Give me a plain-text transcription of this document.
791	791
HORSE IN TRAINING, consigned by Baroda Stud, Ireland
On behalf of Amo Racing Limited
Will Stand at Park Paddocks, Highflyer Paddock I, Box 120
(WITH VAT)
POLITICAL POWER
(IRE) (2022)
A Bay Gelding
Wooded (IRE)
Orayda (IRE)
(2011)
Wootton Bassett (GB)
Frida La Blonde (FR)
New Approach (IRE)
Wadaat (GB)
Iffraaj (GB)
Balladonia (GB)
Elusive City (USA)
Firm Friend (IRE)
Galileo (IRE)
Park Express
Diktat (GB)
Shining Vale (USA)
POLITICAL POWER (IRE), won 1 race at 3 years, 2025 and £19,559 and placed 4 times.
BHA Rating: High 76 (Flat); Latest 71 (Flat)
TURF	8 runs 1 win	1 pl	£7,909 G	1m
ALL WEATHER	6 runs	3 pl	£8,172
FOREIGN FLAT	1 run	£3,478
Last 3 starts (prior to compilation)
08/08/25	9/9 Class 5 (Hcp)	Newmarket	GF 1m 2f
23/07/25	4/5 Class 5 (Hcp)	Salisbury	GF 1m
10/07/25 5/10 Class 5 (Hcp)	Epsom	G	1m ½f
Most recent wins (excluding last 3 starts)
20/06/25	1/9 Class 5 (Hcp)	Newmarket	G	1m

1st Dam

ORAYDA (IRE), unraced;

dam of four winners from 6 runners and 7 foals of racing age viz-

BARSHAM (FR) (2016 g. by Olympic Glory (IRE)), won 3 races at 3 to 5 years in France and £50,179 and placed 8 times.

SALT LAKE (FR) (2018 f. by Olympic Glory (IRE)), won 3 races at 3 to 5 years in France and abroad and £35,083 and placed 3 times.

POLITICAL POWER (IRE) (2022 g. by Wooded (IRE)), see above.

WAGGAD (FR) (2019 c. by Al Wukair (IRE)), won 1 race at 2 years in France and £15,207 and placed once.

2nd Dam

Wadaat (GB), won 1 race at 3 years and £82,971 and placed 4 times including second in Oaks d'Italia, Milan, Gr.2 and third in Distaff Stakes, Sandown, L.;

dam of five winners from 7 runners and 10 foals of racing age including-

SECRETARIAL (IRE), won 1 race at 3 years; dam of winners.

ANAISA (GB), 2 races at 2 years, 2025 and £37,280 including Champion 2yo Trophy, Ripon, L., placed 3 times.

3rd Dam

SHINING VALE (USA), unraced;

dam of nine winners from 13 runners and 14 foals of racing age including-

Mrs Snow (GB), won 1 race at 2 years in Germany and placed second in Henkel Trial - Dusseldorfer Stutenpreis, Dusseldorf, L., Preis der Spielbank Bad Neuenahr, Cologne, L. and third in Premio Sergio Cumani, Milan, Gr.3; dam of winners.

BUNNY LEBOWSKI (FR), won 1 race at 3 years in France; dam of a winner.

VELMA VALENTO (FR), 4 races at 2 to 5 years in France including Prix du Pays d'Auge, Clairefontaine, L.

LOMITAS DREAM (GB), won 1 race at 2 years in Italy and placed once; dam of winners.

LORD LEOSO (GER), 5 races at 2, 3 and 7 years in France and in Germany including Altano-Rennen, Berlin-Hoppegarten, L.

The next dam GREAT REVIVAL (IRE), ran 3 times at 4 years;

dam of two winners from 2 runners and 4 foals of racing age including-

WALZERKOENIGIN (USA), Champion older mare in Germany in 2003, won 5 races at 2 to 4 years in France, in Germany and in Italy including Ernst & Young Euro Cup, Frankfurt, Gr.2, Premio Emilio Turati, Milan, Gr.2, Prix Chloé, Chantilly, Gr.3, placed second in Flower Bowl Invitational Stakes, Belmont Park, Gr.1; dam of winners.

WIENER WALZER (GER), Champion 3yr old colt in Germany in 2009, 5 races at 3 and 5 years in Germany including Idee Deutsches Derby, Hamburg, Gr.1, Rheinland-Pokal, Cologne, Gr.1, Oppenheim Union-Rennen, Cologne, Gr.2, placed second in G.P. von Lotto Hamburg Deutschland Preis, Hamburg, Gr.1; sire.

## [Short exercise]
Of the lines in the data, how many hold the string "Italy"? State the number, nothing else.

## [Exercise output]
2